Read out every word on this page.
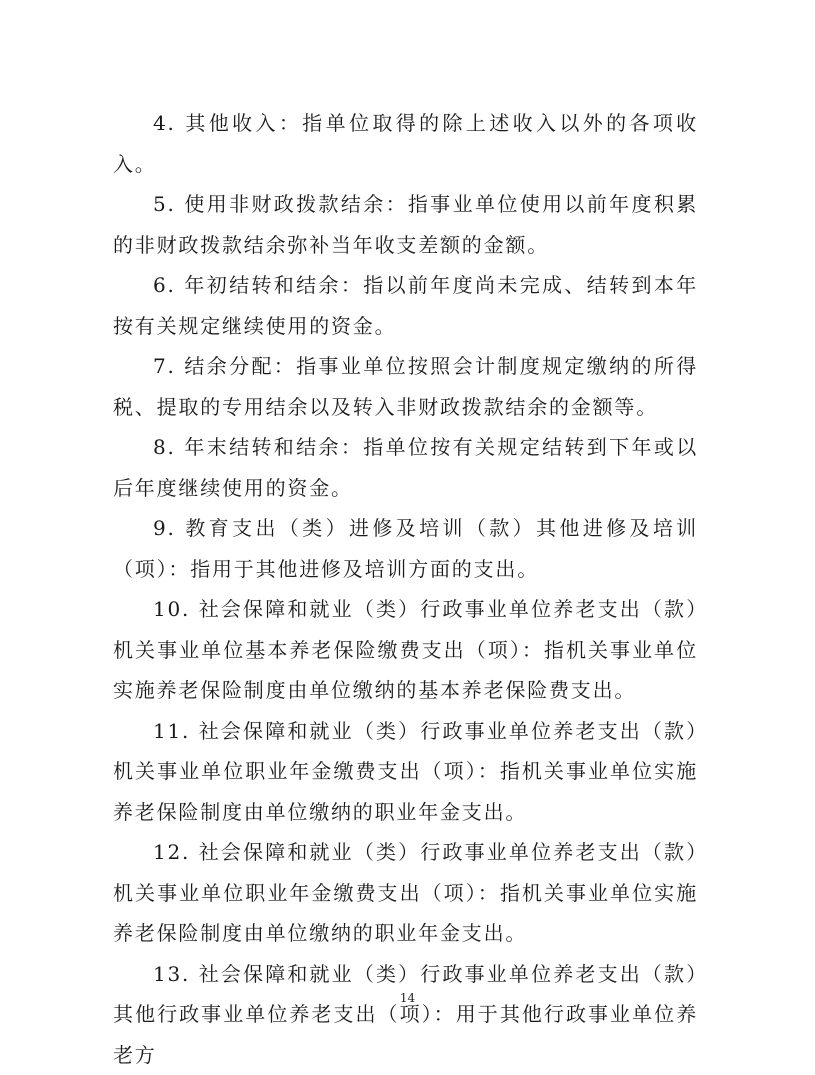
4. 其他收入：指单位取得的除上述收入以外的各项收入。

5. 使用非财政拨款结余：指事业单位使用以前年度积累的非财政拨款结余弥补当年收支差额的金额。

6. 年初结转和结余：指以前年度尚未完成、结转到本年按有关规定继续使用的资金。

7. 结余分配：指事业单位按照会计制度规定缴纳的所得税、提取的专用结余以及转入非财政拨款结余的金额等。

8. 年末结转和结余：指单位按有关规定结转到下年或以后年度继续使用的资金。

9. 教育支出（类）进修及培训（款）其他进修及培训（项）：指用于其他进修及培训方面的支出。

10. 社会保障和就业（类）行政事业单位养老支出（款）机关事业单位基本养老保险缴费支出（项）：指机关事业单位实施养老保险制度由单位缴纳的基本养老保险费支出。

11. 社会保障和就业（类）行政事业单位养老支出（款）机关事业单位职业年金缴费支出（项）：指机关事业单位实施养老保险制度由单位缴纳的职业年金支出。

12. 社会保障和就业（类）行政事业单位养老支出（款）机关事业单位职业年金缴费支出（项）：指机关事业单位实施养老保险制度由单位缴纳的职业年金支出。

13. 社会保障和就业（类）行政事业单位养老支出（款）其他行政事业单位养老支出（项）：用于其他行政事业单位养老方

14
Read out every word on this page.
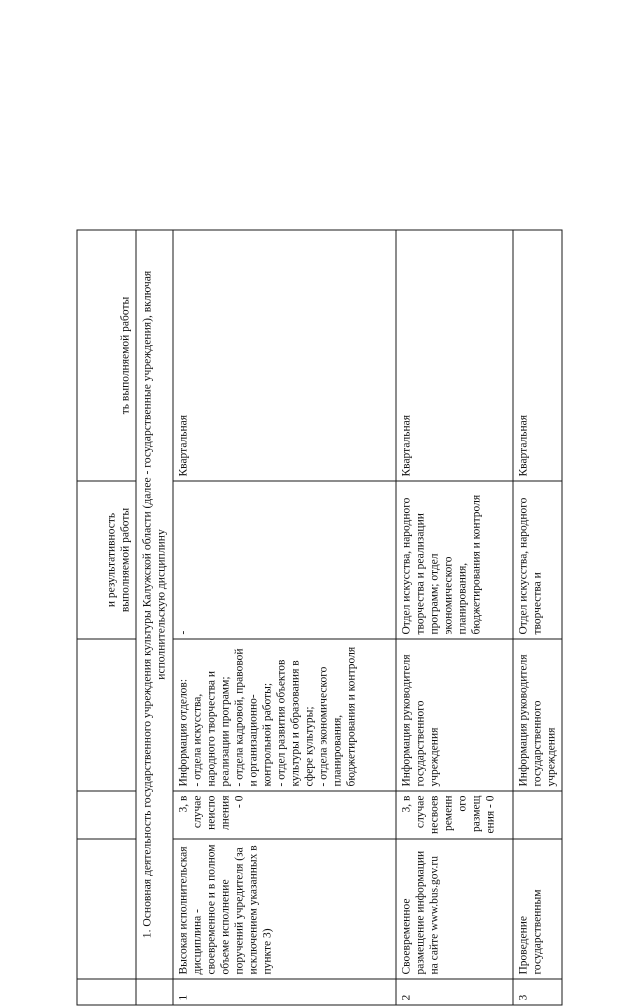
				и результативность выполняемой работы	ть выполняемой работы
	1. Основная деятельность государственного учреждения культуры Калужской области (далее - государственные учреждения), включая исполнительскую дисциплину				
1	Высокая исполнительская дисциплина - своевременное и в полном объеме исполнение поручений учредителя (за исключением указанных в пункте 3)	3, в случае неисполнения - 0	Информация отделов:
- отдела искусства, народного творчества и реализации программ;
- отдела кадровой, правовой и организационно-контрольной работы;
- отдел развития объектов культуры и образования в сфере культуры;
- отдела экономического планирования, бюджетирования и контроля	-	Квартальная
2	Своевременное размещение информации на сайте www.bus.gov.ru	3, в случае несвоевременного размещения - 0	Информация руководителя государственного учреждения	Отдел искусства, народного творчества и реализации программ; отдел экономического планирования, бюджетирования и контроля	Квартальная
3	Проведение государственным		Информация руководителя государственного учреждения	Отдел искусства, народного творчества и	Квартальная
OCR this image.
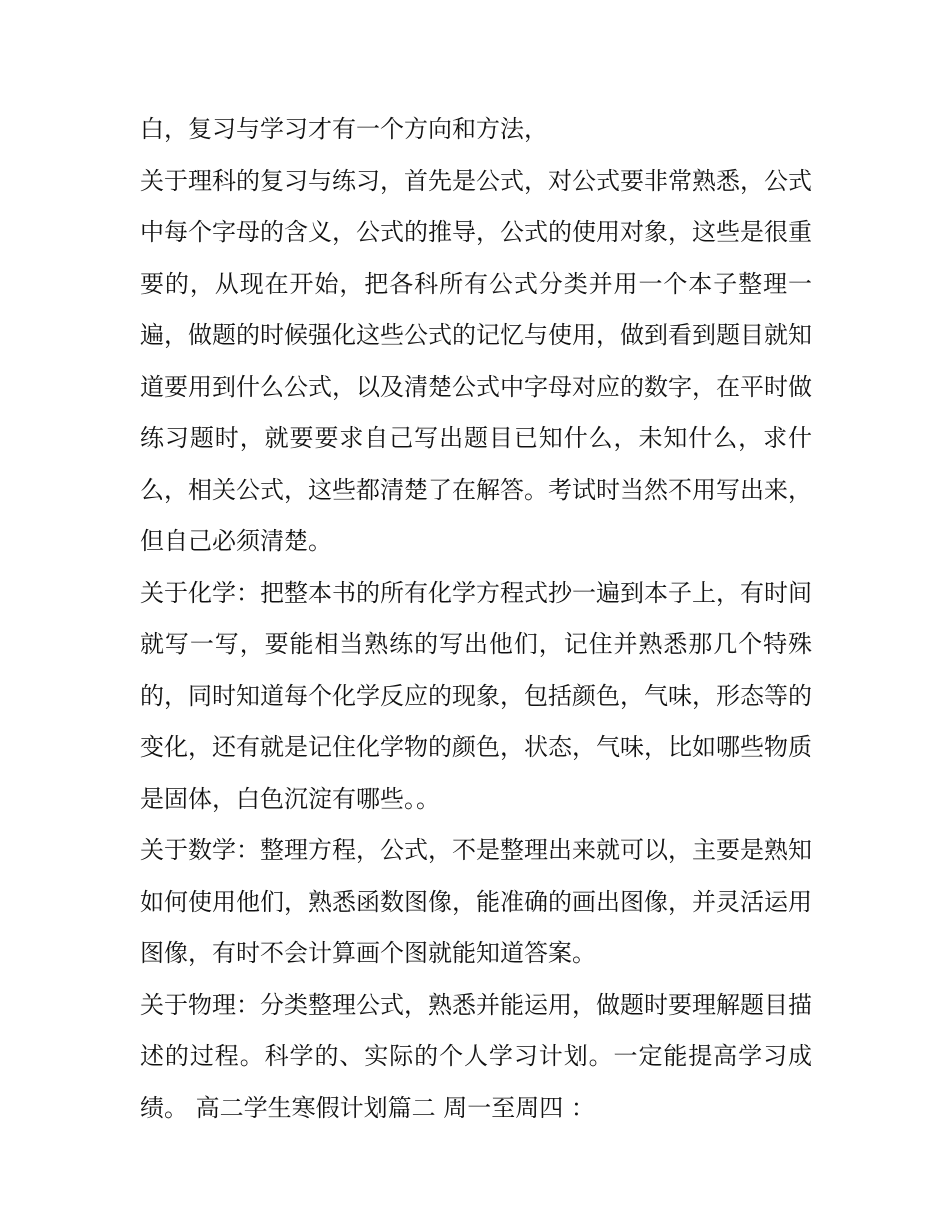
白，复习与学习才有一个方向和方法，

关于理科的复习与练习，首先是公式，对公式要非常熟悉，公式中每个字母的含义，公式的推导，公式的使用对象，这些是很重要的，从现在开始，把各科所有公式分类并用一个本子整理一遍，做题的时候强化这些公式的记忆与使用，做到看到题目就知道要用到什么公式，以及清楚公式中字母对应的数字，在平时做练习题时，就要要求自己写出题目已知什么，未知什么，求什么，相关公式，这些都清楚了在解答。考试时当然不用写出来，但自己必须清楚。

关于化学：把整本书的所有化学方程式抄一遍到本子上，有时间就写一写，要能相当熟练的写出他们，记住并熟悉那几个特殊的，同时知道每个化学反应的现象，包括颜色，气味，形态等的变化，还有就是记住化学物的颜色，状态，气味，比如哪些物质是固体，白色沉淀有哪些。。

关于数学：整理方程，公式，不是整理出来就可以，主要是熟知如何使用他们，熟悉函数图像，能准确的画出图像，并灵活运用图像，有时不会计算画个图就能知道答案。

关于物理：分类整理公式，熟悉并能运用，做题时要理解题目描述的过程。科学的、实际的个人学习计划。一定能提高学习成绩。 高二学生寒假计划篇二 周一至周四 ：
^^^^^^^^
### Description of the task
Pull out all lines from the entries above in which the word "случае" appears.

### Solved problem
1	Высокая исполнительская дисциплина - своевременное и в полном объеме исполнение поручений учредителя (за исключением указанных в пункте 3)	3, в случае неисполнения - 0	Информация отделов:
2	Своевременное размещение информации на сайте www.bus.gov.ru	3, в случае несвоевременного размещения - 0	Информация руководителя государственного учреждения	Отдел искусства, народного творчества и реализации программ; отдел экономического планирования, бюджетирования и контроля	Квартальная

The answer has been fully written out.